Dataset entries on figures
↓↓↓
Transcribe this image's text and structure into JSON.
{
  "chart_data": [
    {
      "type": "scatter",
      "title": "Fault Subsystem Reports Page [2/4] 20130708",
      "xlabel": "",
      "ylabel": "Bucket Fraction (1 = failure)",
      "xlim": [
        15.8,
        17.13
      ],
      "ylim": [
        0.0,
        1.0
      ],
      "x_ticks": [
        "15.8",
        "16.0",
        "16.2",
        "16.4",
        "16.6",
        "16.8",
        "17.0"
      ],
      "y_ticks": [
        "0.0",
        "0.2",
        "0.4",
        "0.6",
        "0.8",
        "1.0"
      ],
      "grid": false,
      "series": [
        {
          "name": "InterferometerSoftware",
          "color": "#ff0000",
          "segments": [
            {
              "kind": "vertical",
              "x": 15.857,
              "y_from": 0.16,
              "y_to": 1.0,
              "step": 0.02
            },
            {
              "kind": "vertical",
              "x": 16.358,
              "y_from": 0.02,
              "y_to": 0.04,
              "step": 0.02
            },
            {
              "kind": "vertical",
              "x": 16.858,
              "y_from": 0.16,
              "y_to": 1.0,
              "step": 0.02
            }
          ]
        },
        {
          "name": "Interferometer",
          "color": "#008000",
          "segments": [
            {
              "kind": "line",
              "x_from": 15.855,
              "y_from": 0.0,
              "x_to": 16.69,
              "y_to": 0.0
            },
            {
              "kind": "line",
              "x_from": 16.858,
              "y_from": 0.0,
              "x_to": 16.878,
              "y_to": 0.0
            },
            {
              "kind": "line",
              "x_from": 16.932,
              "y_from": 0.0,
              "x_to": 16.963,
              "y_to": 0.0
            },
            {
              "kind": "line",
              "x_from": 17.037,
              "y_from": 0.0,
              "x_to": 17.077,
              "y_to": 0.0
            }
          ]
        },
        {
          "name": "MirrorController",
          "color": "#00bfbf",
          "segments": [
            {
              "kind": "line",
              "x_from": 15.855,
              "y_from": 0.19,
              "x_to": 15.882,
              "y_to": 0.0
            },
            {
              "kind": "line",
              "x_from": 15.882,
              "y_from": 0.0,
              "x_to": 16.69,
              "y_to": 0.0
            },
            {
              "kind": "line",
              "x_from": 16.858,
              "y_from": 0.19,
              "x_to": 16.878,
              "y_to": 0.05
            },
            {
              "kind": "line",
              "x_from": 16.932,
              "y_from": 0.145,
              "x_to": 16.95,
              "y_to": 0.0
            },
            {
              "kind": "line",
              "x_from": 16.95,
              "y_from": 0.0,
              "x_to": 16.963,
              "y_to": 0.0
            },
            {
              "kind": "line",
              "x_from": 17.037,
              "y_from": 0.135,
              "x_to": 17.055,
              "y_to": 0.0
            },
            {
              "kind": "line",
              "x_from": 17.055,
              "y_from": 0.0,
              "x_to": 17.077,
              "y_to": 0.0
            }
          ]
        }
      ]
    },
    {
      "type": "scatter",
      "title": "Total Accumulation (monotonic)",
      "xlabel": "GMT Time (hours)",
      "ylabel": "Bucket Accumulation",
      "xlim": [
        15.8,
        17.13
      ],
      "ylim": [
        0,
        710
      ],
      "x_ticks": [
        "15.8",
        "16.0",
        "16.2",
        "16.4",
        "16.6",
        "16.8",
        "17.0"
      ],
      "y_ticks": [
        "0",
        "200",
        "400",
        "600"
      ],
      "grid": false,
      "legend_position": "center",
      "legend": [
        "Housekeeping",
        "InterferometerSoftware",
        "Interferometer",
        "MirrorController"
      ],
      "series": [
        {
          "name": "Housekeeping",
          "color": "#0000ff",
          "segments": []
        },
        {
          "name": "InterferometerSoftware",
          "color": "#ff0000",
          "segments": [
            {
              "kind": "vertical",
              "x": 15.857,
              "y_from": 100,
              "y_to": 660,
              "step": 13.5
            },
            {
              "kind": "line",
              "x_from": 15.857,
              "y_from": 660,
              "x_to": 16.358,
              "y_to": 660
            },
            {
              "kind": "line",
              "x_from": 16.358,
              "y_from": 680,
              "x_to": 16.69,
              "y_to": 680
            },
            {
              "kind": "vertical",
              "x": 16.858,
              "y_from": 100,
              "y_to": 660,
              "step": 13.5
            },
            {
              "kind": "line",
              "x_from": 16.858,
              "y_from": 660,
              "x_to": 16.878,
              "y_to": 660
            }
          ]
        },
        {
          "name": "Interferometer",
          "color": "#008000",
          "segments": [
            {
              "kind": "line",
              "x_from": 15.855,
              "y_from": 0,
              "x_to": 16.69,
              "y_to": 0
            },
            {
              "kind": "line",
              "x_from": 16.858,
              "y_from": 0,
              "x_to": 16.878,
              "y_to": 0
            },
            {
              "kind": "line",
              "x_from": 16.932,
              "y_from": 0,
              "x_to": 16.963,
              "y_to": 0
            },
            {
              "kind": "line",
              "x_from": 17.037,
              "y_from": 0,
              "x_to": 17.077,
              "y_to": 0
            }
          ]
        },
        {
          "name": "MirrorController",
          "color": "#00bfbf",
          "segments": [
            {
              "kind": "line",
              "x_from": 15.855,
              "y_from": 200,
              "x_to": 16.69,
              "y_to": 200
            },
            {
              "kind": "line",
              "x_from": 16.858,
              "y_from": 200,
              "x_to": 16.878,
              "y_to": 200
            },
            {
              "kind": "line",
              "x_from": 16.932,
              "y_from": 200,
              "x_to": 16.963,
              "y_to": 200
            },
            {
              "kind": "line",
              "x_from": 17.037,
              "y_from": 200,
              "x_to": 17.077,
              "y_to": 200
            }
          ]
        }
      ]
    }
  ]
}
↑↑↑
● WHAT YOU SHOULD DO: Word for word, quote all of the data above.

● REPLY TO THE EXERCISE:
Transcribe this image's text and structure into JSON.
{
  "chart_data": [
    {
      "type": "scatter",
      "title": "Fault Subsystem Reports Page [2/4] 20130708",
      "xlabel": "",
      "ylabel": "Bucket Fraction (1 = failure)",
      "xlim": [
        15.8,
        17.13
      ],
      "ylim": [
        0.0,
        1.0
      ],
      "x_ticks": [
        "15.8",
        "16.0",
        "16.2",
        "16.4",
        "16.6",
        "16.8",
        "17.0"
      ],
      "y_ticks": [
        "0.0",
        "0.2",
        "0.4",
        "0.6",
        "0.8",
        "1.0"
      ],
      "grid": false,
      "series": [
        {
          "name": "InterferometerSoftware",
          "color": "#ff0000",
          "segments": [
            {
              "kind": "vertical",
              "x": 15.857,
              "y_from": 0.16,
              "y_to": 1.0,
              "step": 0.02
            },
            {
              "kind": "vertical",
              "x": 16.358,
              "y_from": 0.02,
              "y_to": 0.04,
              "step": 0.02
            },
            {
              "kind": "vertical",
              "x": 16.858,
              "y_from": 0.16,
              "y_to": 1.0,
              "step": 0.02
            }
          ]
        },
        {
          "name": "Interferometer",
          "color": "#008000",
          "segments": [
            {
              "kind": "line",
              "x_from": 15.855,
              "y_from": 0.0,
              "x_to": 16.69,
              "y_to": 0.0
            },
            {
              "kind": "line",
              "x_from": 16.858,
              "y_from": 0.0,
              "x_to": 16.878,
              "y_to": 0.0
            },
            {
              "kind": "line",
              "x_from": 16.932,
              "y_from": 0.0,
              "x_to": 16.963,
              "y_to": 0.0
            },
            {
              "kind": "line",
              "x_from": 17.037,
              "y_from": 0.0,
              "x_to": 17.077,
              "y_to": 0.0
            }
          ]
        },
        {
          "name": "MirrorController",
          "color": "#00bfbf",
          "segments": [
            {
              "kind": "line",
              "x_from": 15.855,
              "y_from": 0.19,
              "x_to": 15.882,
              "y_to": 0.0
            },
            {
              "kind": "line",
              "x_from": 15.882,
              "y_from": 0.0,
              "x_to": 16.69,
              "y_to": 0.0
            },
            {
              "kind": "line",
              "x_from": 16.858,
              "y_from": 0.19,
              "x_to": 16.878,
              "y_to": 0.05
            },
            {
              "kind": "line",
              "x_from": 16.932,
              "y_from": 0.145,
              "x_to": 16.95,
              "y_to": 0.0
            },
            {
              "kind": "line",
              "x_from": 16.95,
              "y_from": 0.0,
              "x_to": 16.963,
              "y_to": 0.0
            },
            {
              "kind": "line",
              "x_from": 17.037,
              "y_from": 0.135,
              "x_to": 17.055,
              "y_to": 0.0
            },
            {
              "kind": "line",
              "x_from": 17.055,
              "y_from": 0.0,
              "x_to": 17.077,
              "y_to": 0.0
            }
          ]
        }
      ]
    },
    {
      "type": "scatter",
      "title": "Total Accumulation (monotonic)",
      "xlabel": "GMT Time (hours)",
      "ylabel": "Bucket Accumulation",
      "xlim": [
        15.8,
        17.13
      ],
      "ylim": [
        0,
        710
      ],
      "x_ticks": [
        "15.8",
        "16.0",
        "16.2",
        "16.4",
        "16.6",
        "16.8",
        "17.0"
      ],
      "y_ticks": [
        "0",
        "200",
        "400",
        "600"
      ],
      "grid": false,
      "legend_position": "center",
      "legend": [
        "Housekeeping",
        "InterferometerSoftware",
        "Interferometer",
        "MirrorController"
      ],
      "series": [
        {
          "name": "Housekeeping",
          "color": "#0000ff",
          "segments": []
        },
        {
          "name": "InterferometerSoftware",
          "color": "#ff0000",
          "segments": [
            {
              "kind": "vertical",
              "x": 15.857,
              "y_from": 100,
              "y_to": 660,
              "step": 13.5
            },
            {
              "kind": "line",
              "x_from": 15.857,
              "y_from": 660,
              "x_to": 16.358,
              "y_to": 660
            },
            {
              "kind": "line",
              "x_from": 16.358,
              "y_from": 680,
              "x_to": 16.69,
              "y_to": 680
            },
            {
              "kind": "vertical",
              "x": 16.858,
              "y_from": 100,
              "y_to": 660,
              "step": 13.5
            },
            {
              "kind": "line",
              "x_from": 16.858,
              "y_from": 660,
              "x_to": 16.878,
              "y_to": 660
            }
          ]
        },
        {
          "name": "Interferometer",
          "color": "#008000",
          "segments": [
            {
              "kind": "line",
              "x_from": 15.855,
              "y_from": 0,
              "x_to": 16.69,
              "y_to": 0
            },
            {
              "kind": "line",
              "x_from": 16.858,
              "y_from": 0,
              "x_to": 16.878,
              "y_to": 0
            },
            {
              "kind": "line",
              "x_from": 16.932,
              "y_from": 0,
              "x_to": 16.963,
              "y_to": 0
            },
            {
              "kind": "line",
              "x_from": 17.037,
              "y_from": 0,
              "x_to": 17.077,
              "y_to": 0
            }
          ]
        },
        {
          "name": "MirrorController",
          "color": "#00bfbf",
          "segments": [
            {
              "kind": "line",
              "x_from": 15.855,
              "y_from": 200,
              "x_to": 16.69,
              "y_to": 200
            },
            {
              "kind": "line",
              "x_from": 16.858,
              "y_from": 200,
              "x_to": 16.878,
              "y_to": 200
            },
            {
              "kind": "line",
              "x_from": 16.932,
              "y_from": 200,
              "x_to": 16.963,
              "y_to": 200
            },
            {
              "kind": "line",
              "x_from": 17.037,
              "y_from": 200,
              "x_to": 17.077,
              "y_to": 200
            }
          ]
        }
      ]
    }
  ]
}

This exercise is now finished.